### Problems:
a: In the Open Bible TTS readme, what command fetches the submodules if the repo was cloned without them?
b: Continue the Open Bible TTS readme from its last line.

### Selected extract:
_ _ _ _ _ _ _
TTS models trained on Open Bible datasets for low-resource languages.
This repo uses Git submodules (e.g. F5-TTS), which are not fetched by default when cloning. You need to initialize them explicitly
# Clone with submodules
git clone --recurse-submodules https://github.com/davidguzmanr/open-bible-models.git
# Or, if already cloned without submodules
git submodule update --init --recursive
# To pull the latest changes
git pull --recurse-submodules
We use F5-TTS to train text-to-speech models from scratch on per-language Bible audio data.
cd F5-TTS
conda env create -f environment.yaml
conda activate F5-TTS
pip install -e .
The prepare_data.py script automates the full pipeline: metadata creation, audio preprocessing, vocabulary generation, training parameter estimation, and config generation.
cd F5-TTS
# Single language (downloads from Hugging Face)
_ _ _ _ _ _ _
### Records:
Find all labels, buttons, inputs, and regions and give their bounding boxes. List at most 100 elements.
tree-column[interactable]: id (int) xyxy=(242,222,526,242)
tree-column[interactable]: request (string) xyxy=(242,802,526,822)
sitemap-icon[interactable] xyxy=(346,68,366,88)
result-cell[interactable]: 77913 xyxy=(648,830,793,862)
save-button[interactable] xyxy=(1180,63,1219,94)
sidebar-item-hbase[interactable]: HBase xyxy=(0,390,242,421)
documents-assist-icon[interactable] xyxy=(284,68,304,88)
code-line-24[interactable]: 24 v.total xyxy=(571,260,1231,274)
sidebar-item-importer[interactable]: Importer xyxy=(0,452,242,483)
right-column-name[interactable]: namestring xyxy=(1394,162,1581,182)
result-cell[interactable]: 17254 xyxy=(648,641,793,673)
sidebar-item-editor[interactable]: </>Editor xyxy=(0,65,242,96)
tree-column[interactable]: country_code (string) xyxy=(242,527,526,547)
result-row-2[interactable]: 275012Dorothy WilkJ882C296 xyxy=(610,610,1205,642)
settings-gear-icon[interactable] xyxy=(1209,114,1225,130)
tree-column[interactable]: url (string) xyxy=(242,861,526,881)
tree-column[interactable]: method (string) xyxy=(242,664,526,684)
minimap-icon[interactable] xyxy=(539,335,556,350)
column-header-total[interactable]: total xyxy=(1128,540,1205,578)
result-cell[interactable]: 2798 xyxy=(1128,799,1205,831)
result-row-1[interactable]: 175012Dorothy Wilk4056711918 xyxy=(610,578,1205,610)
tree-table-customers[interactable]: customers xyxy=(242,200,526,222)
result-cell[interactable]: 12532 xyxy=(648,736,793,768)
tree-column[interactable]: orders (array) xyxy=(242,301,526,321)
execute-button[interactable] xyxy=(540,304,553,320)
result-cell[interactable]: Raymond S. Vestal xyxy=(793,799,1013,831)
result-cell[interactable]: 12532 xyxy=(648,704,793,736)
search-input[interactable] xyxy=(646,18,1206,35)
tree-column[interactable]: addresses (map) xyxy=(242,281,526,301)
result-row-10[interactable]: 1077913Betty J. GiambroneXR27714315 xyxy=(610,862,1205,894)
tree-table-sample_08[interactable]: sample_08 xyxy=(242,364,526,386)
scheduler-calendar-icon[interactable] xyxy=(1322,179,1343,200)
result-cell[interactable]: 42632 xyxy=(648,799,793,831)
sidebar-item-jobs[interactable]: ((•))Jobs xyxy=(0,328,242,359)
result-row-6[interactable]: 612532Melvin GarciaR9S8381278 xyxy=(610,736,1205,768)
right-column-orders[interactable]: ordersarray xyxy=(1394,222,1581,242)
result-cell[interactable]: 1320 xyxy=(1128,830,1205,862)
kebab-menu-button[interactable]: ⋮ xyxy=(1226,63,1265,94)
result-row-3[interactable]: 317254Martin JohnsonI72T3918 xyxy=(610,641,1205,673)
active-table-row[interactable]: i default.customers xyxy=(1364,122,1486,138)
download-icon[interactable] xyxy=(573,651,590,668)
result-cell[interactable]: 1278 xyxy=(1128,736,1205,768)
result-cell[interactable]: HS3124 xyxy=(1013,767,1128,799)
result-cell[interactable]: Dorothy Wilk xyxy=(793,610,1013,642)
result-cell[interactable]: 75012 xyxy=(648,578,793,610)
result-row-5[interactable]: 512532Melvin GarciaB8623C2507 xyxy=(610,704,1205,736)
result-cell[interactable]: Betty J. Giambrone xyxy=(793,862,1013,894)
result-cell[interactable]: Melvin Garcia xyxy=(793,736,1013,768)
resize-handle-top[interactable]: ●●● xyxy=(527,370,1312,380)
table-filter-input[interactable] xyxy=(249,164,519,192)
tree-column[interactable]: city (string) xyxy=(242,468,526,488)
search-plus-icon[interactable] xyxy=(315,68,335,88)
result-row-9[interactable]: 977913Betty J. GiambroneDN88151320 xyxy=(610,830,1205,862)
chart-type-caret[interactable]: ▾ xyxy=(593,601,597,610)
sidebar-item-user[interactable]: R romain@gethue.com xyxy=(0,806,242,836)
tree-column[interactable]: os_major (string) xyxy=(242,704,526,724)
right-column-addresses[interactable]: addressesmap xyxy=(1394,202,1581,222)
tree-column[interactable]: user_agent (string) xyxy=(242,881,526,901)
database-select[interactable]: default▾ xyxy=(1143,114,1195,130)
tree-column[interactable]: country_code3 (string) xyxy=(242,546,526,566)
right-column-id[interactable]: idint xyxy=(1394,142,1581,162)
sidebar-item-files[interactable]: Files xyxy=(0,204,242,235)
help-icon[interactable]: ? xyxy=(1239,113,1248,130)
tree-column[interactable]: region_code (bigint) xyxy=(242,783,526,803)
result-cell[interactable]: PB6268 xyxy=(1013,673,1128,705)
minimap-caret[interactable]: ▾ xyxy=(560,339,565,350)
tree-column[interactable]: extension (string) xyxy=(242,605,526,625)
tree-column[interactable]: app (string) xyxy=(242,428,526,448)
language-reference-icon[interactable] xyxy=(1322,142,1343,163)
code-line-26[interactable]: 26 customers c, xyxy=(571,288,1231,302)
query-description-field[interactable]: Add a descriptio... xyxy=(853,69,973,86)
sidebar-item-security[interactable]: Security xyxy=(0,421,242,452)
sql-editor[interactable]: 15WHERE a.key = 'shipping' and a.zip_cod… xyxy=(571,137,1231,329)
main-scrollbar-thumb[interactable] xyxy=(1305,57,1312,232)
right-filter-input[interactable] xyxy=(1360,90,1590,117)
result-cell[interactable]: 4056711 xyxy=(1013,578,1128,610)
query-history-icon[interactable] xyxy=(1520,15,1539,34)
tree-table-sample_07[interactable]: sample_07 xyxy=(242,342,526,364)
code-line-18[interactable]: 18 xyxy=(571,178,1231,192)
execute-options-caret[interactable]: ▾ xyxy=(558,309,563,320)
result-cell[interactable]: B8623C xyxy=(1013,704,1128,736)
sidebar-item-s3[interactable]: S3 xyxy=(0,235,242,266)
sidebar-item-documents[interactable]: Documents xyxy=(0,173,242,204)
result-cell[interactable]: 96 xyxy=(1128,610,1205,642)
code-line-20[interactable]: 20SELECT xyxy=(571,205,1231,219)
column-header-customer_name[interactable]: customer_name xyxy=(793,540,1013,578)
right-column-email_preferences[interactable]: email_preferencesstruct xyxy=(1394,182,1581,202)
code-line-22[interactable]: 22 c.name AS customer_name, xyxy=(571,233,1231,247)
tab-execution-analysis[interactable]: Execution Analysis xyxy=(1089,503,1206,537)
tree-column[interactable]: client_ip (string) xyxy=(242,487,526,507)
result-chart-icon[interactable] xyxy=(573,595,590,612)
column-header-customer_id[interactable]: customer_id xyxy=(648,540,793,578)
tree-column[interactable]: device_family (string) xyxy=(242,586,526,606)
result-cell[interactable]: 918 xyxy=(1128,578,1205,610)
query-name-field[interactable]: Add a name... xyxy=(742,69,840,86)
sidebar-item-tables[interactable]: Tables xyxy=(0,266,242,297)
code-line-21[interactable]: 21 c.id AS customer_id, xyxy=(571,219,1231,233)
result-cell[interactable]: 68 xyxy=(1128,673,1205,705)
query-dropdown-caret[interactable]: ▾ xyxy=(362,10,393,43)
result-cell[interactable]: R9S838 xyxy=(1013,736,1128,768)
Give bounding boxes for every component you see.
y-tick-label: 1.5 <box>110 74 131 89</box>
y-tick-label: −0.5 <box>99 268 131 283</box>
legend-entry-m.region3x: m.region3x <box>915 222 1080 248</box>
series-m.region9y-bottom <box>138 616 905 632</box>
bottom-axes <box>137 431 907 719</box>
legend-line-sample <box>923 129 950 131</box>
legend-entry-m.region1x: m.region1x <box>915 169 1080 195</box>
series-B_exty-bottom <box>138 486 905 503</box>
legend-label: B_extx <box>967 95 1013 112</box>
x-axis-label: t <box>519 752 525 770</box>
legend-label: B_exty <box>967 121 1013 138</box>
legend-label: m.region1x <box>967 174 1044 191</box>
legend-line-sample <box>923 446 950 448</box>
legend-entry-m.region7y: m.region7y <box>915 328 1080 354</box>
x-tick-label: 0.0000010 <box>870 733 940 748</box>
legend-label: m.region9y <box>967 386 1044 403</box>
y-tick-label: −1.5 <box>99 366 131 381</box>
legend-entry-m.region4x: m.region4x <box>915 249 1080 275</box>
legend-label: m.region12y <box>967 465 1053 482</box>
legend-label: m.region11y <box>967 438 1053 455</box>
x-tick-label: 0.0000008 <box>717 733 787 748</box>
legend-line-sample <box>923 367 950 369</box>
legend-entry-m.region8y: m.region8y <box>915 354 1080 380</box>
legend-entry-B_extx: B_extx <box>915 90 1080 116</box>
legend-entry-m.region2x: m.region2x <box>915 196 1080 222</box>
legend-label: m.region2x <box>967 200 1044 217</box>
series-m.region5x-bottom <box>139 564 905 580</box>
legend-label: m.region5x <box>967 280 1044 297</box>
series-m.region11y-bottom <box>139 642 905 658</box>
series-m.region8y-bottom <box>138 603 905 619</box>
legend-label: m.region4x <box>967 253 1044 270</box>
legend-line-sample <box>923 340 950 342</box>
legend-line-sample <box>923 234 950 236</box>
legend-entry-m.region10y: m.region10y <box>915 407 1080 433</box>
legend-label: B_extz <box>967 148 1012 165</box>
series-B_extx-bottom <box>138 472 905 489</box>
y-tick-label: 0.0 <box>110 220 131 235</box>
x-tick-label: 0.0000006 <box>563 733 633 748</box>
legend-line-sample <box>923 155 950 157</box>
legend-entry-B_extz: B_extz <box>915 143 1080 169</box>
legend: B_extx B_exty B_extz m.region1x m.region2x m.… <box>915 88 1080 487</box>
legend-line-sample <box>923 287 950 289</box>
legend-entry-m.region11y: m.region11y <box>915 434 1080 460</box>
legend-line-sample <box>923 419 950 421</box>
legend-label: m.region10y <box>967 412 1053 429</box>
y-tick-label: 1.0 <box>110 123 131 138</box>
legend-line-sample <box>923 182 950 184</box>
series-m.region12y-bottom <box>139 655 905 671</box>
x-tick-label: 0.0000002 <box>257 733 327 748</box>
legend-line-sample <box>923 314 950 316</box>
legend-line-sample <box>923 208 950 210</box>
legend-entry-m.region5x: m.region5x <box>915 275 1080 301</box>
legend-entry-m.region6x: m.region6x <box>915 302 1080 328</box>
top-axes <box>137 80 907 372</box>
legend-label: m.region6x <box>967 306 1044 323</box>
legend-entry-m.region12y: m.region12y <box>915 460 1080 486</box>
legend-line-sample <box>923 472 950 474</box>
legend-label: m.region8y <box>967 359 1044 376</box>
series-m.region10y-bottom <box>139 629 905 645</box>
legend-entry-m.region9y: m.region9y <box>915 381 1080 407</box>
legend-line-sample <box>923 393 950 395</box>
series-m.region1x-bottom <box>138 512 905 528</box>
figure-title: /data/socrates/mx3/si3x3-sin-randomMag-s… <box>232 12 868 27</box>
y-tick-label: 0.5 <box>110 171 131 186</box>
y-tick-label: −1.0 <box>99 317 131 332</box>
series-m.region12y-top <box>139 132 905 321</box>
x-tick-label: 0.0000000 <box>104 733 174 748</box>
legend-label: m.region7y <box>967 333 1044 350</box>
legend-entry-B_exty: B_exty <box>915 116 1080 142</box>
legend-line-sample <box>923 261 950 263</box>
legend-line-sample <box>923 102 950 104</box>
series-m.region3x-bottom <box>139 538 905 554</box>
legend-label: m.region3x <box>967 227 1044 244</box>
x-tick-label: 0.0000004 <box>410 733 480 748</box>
_ _ _ _ _ _ _
### Answers in order:
a: git submodule update --init --recursive

b:
python prepare_data.py --languages Yoruba
# Multiple languages, each trained separately
python prepare_data.py --languages Yoruba Ewe Hausa
# Multilingual (combine into one dataset and one config)
python prepare_data.py --languages Yoruba Ewe Hausa --multilingual
# Filter to a specific testament for one or more languages
python prepare_data.py --languages Yoruba --filter-testament '{"Yoruba": "New Testament"}'
python prepare_data.py --languages Yoruba Ewe Hausa --multilingual --filter-testament '{"Yoruba": "New Testament"}'
By default, audio data is downloaded from davidguzmanr/open-bible-resources on Hugging Face.
For each language it:
- Downloads wav files from Hugging Face.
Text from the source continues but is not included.